* [What the task asks] Extract the whole listing as it stands. Do not include the pictures.

* [Task material]
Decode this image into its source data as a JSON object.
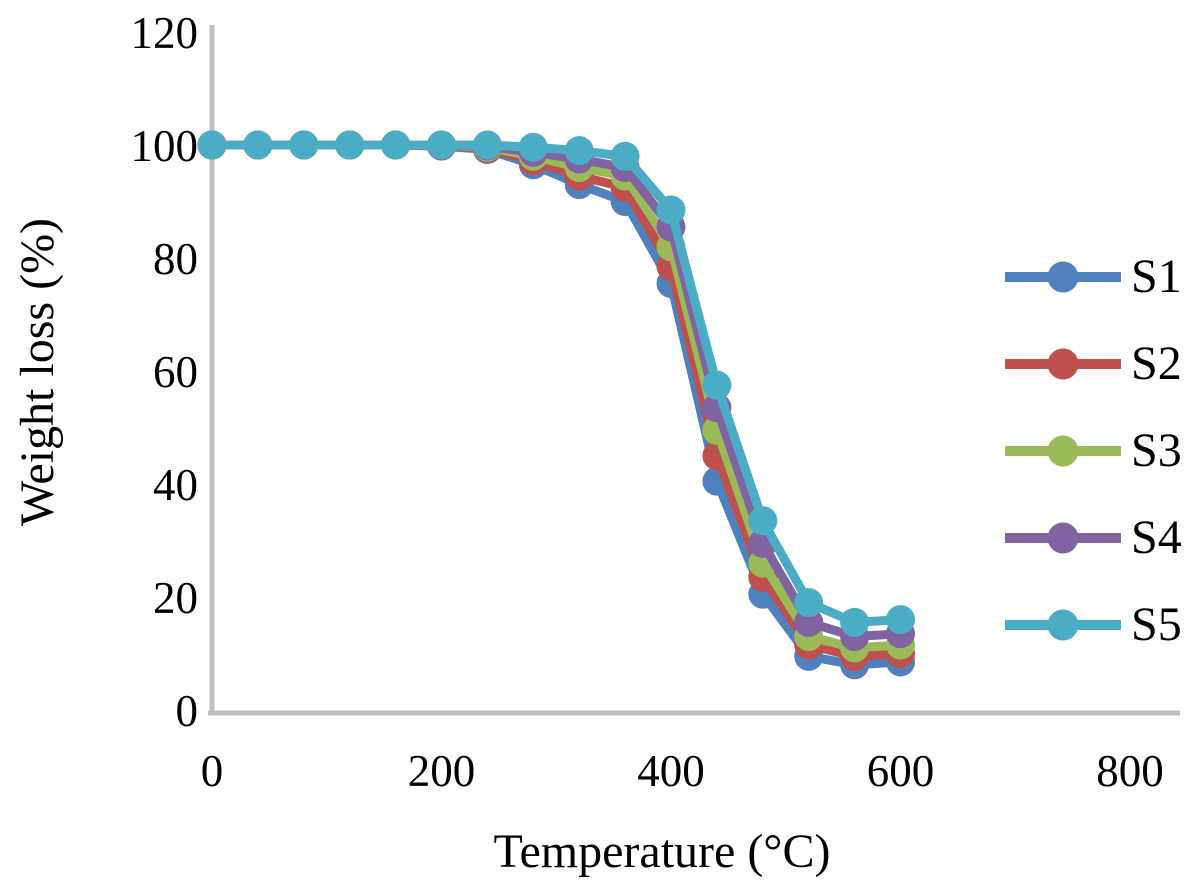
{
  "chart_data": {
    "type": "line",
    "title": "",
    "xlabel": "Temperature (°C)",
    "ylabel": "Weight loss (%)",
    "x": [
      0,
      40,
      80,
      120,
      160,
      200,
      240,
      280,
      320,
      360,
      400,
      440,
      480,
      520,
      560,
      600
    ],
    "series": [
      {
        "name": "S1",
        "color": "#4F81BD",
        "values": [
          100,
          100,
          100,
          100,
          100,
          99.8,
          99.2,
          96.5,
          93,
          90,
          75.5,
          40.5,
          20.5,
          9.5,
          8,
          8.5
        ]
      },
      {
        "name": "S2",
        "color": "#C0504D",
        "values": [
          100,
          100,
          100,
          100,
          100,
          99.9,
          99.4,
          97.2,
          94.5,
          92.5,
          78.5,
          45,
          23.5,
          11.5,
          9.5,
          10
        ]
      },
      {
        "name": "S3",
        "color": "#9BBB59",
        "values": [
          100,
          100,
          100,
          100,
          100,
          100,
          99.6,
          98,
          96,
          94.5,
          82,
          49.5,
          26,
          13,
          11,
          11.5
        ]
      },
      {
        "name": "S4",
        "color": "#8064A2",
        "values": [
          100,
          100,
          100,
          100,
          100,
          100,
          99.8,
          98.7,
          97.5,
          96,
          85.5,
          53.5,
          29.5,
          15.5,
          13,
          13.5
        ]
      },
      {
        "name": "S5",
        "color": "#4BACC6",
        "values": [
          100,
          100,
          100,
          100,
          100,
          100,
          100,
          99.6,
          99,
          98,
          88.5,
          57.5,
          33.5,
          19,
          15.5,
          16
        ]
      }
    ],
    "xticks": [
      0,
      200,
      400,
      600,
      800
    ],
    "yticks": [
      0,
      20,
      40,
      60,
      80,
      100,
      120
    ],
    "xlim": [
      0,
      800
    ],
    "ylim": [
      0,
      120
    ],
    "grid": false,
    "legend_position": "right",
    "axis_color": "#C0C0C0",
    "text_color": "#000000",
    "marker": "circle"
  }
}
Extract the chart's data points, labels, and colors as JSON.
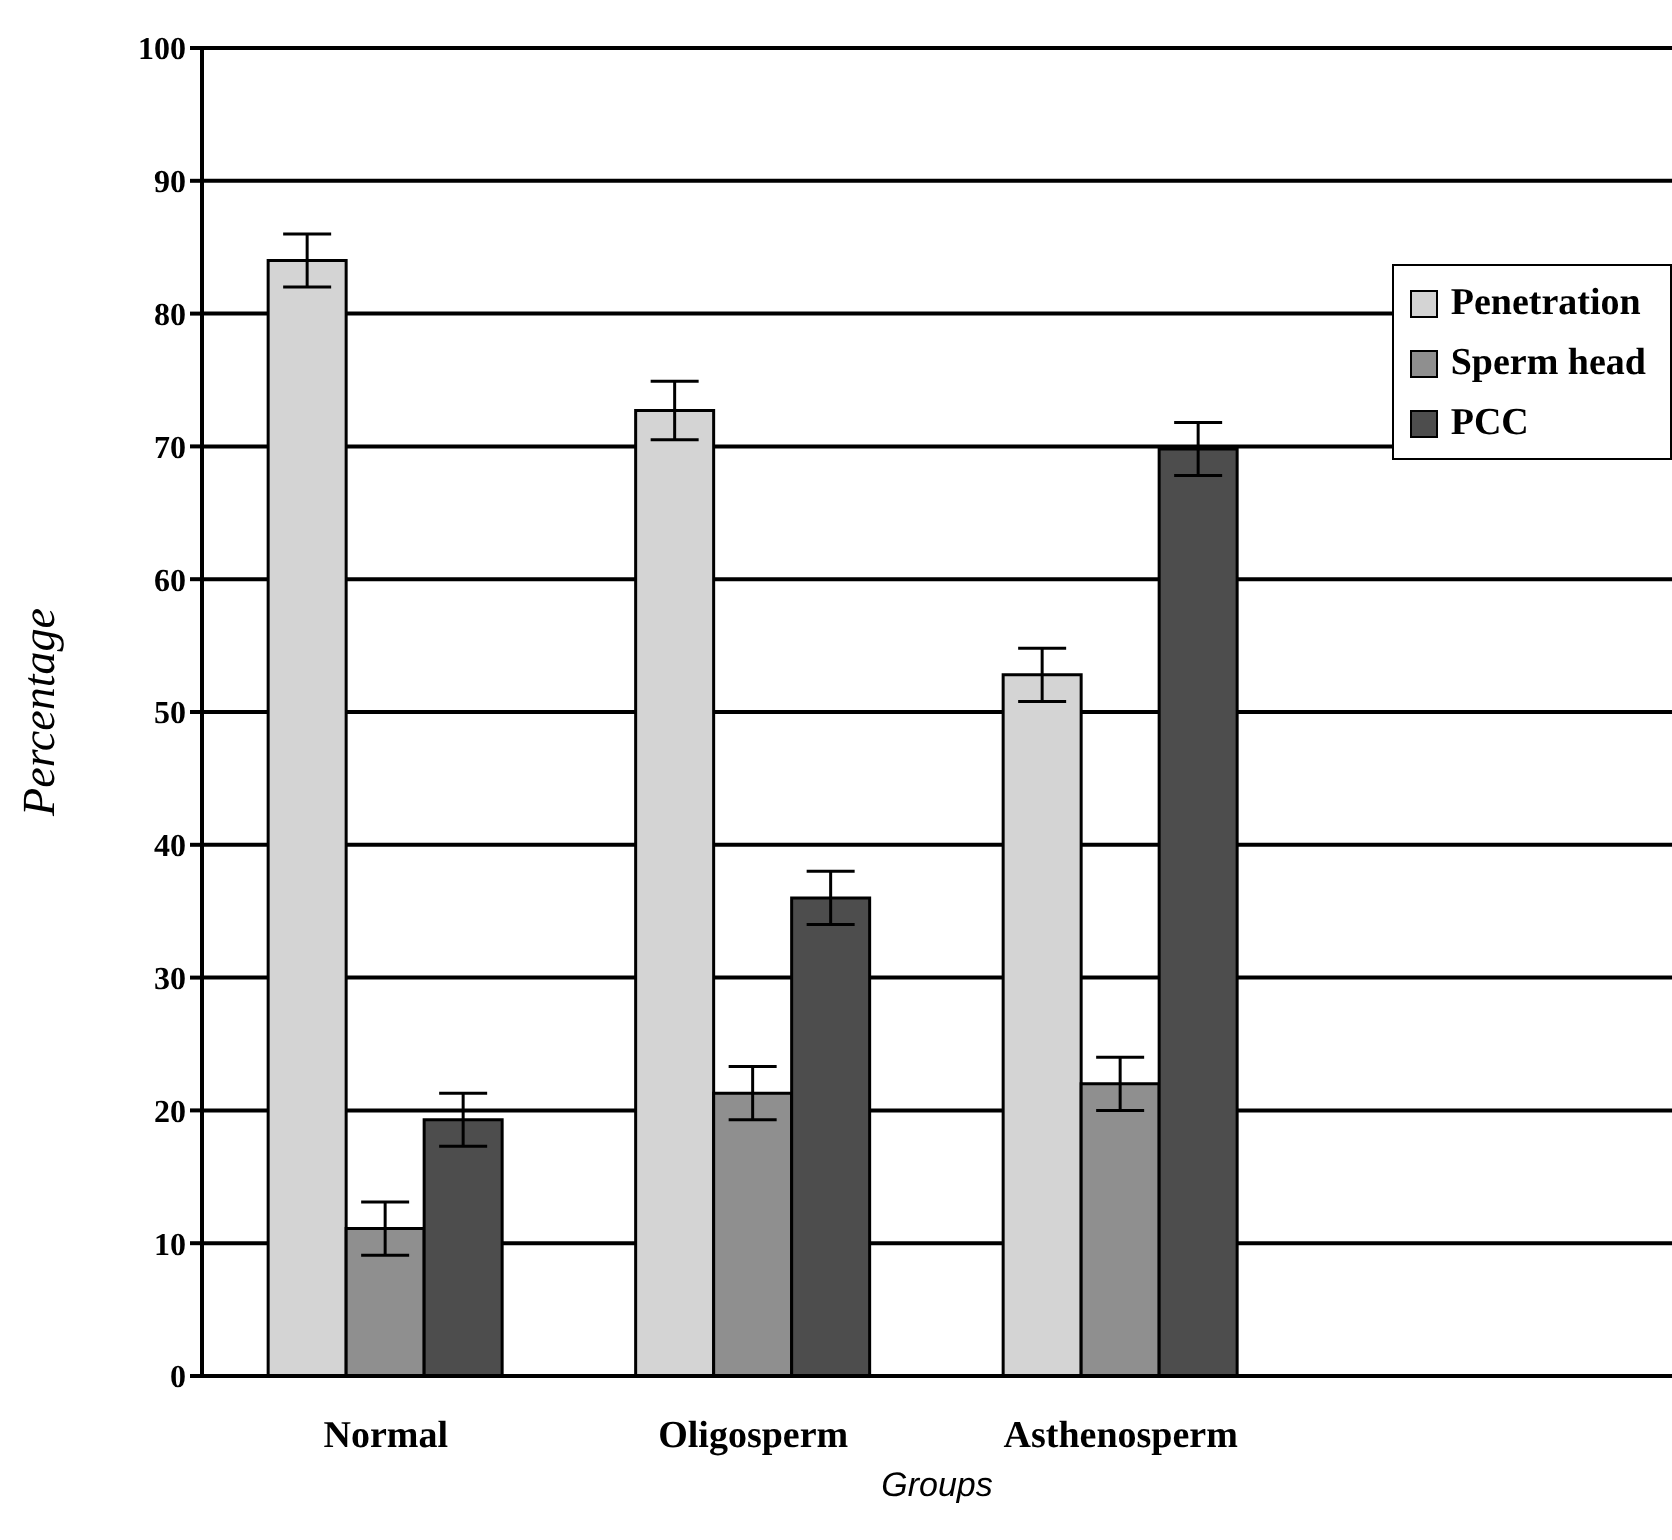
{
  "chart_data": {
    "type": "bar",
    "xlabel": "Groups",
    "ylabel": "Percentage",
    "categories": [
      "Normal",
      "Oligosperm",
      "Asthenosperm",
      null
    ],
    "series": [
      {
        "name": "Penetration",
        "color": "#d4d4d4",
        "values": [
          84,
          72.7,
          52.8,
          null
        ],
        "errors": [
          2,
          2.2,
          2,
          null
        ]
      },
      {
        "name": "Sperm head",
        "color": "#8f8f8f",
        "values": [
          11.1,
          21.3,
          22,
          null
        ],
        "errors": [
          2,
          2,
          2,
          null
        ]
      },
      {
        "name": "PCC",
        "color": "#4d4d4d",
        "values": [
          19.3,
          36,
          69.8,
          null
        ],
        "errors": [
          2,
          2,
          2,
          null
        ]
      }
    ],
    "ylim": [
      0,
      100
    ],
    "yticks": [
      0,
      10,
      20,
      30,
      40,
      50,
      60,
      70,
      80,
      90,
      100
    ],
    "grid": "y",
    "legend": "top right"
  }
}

* [Answer to the problem]
Decode this image into its source data as a JSON object.
{
  "chart_data": {
    "type": "line",
    "title": "",
    "xlabel": "Temperature (°C)",
    "ylabel": "Weight loss (%)",
    "x": [
      0,
      40,
      80,
      120,
      160,
      200,
      240,
      280,
      320,
      360,
      400,
      440,
      480,
      520,
      560,
      600
    ],
    "series": [
      {
        "name": "S1",
        "color": "#4F81BD",
        "values": [
          100,
          100,
          100,
          100,
          100,
          99.8,
          99.2,
          96.5,
          93,
          90,
          75.5,
          40.5,
          20.5,
          9.5,
          8,
          8.5
        ]
      },
      {
        "name": "S2",
        "color": "#C0504D",
        "values": [
          100,
          100,
          100,
          100,
          100,
          99.9,
          99.4,
          97.2,
          94.5,
          92.5,
          78.5,
          45,
          23.5,
          11.5,
          9.5,
          10
        ]
      },
      {
        "name": "S3",
        "color": "#9BBB59",
        "values": [
          100,
          100,
          100,
          100,
          100,
          100,
          99.6,
          98,
          96,
          94.5,
          82,
          49.5,
          26,
          13,
          11,
          11.5
        ]
      },
      {
        "name": "S4",
        "color": "#8064A2",
        "values": [
          100,
          100,
          100,
          100,
          100,
          100,
          99.8,
          98.7,
          97.5,
          96,
          85.5,
          53.5,
          29.5,
          15.5,
          13,
          13.5
        ]
      },
      {
        "name": "S5",
        "color": "#4BACC6",
        "values": [
          100,
          100,
          100,
          100,
          100,
          100,
          100,
          99.6,
          99,
          98,
          88.5,
          57.5,
          33.5,
          19,
          15.5,
          16
        ]
      }
    ],
    "xticks": [
      0,
      200,
      400,
      600,
      800
    ],
    "yticks": [
      0,
      20,
      40,
      60,
      80,
      100,
      120
    ],
    "xlim": [
      0,
      800
    ],
    "ylim": [
      0,
      120
    ],
    "grid": false,
    "legend_position": "right",
    "axis_color": "#C0C0C0",
    "text_color": "#000000",
    "marker": "circle"
  }
}
Extract the chart's data points, labels, and colors as JSON.
{
  "chart_data": {
    "type": "bar",
    "xlabel": "Groups",
    "ylabel": "Percentage",
    "categories": [
      "Normal",
      "Oligosperm",
      "Asthenosperm",
      null
    ],
    "series": [
      {
        "name": "Penetration",
        "color": "#d4d4d4",
        "values": [
          84,
          72.7,
          52.8,
          null
        ],
        "errors": [
          2,
          2.2,
          2,
          null
        ]
      },
      {
        "name": "Sperm head",
        "color": "#8f8f8f",
        "values": [
          11.1,
          21.3,
          22,
          null
        ],
        "errors": [
          2,
          2,
          2,
          null
        ]
      },
      {
        "name": "PCC",
        "color": "#4d4d4d",
        "values": [
          19.3,
          36,
          69.8,
          null
        ],
        "errors": [
          2,
          2,
          2,
          null
        ]
      }
    ],
    "ylim": [
      0,
      100
    ],
    "yticks": [
      0,
      10,
      20,
      30,
      40,
      50,
      60,
      70,
      80,
      90,
      100
    ],
    "grid": "y",
    "legend": "top right"
  }
}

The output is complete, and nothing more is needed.